::: DATA FOR THIS EXERCISE :::

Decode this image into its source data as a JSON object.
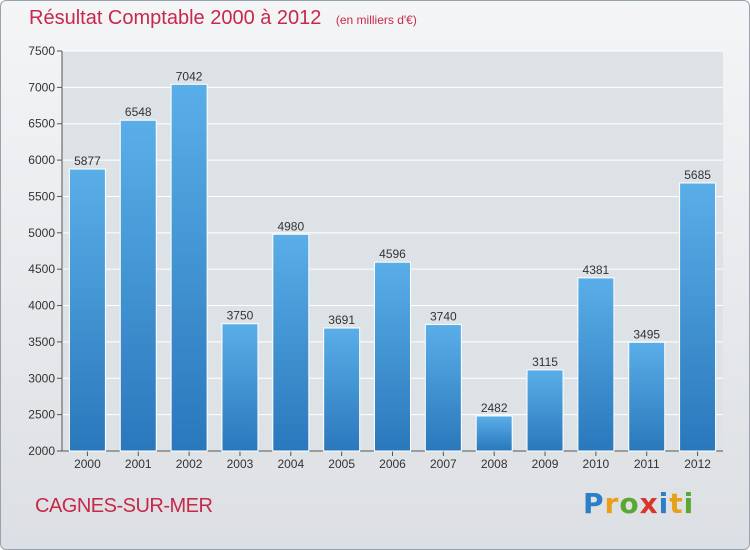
{
  "chart_data": {
    "type": "bar",
    "title": "Résultat Comptable 2000 à 2012",
    "subtitle": "(en milliers d'€)",
    "categories": [
      "2000",
      "2001",
      "2002",
      "2003",
      "2004",
      "2005",
      "2006",
      "2007",
      "2008",
      "2009",
      "2010",
      "2011",
      "2012"
    ],
    "values": [
      5877,
      6548,
      7042,
      3750,
      4980,
      3691,
      4596,
      3740,
      2482,
      3115,
      4381,
      3495,
      5685
    ],
    "ylim": [
      2000,
      7500
    ],
    "yticks": [
      2000,
      2500,
      3000,
      3500,
      4000,
      4500,
      5000,
      5500,
      6000,
      6500,
      7000,
      7500
    ],
    "grid": true,
    "bar_color_top": "#5aaee8",
    "bar_color_bottom": "#2a78bc",
    "title_color": "#c8284a"
  },
  "footer": {
    "city": "CAGNES-SUR-MER",
    "logo_text": "Proxiti"
  }
}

:::

- _TASK DETAILS_
Print out the lines exactly, skipping any picture.

- _TASK RESPONSE_
Decode this image into its source data as a JSON object.
{
  "chart_data": {
    "type": "bar",
    "title": "Résultat Comptable 2000 à 2012",
    "subtitle": "(en milliers d'€)",
    "categories": [
      "2000",
      "2001",
      "2002",
      "2003",
      "2004",
      "2005",
      "2006",
      "2007",
      "2008",
      "2009",
      "2010",
      "2011",
      "2012"
    ],
    "values": [
      5877,
      6548,
      7042,
      3750,
      4980,
      3691,
      4596,
      3740,
      2482,
      3115,
      4381,
      3495,
      5685
    ],
    "ylim": [
      2000,
      7500
    ],
    "yticks": [
      2000,
      2500,
      3000,
      3500,
      4000,
      4500,
      5000,
      5500,
      6000,
      6500,
      7000,
      7500
    ],
    "grid": true,
    "bar_color_top": "#5aaee8",
    "bar_color_bottom": "#2a78bc",
    "title_color": "#c8284a"
  },
  "footer": {
    "city": "CAGNES-SUR-MER",
    "logo_text": "Proxiti"
  }
}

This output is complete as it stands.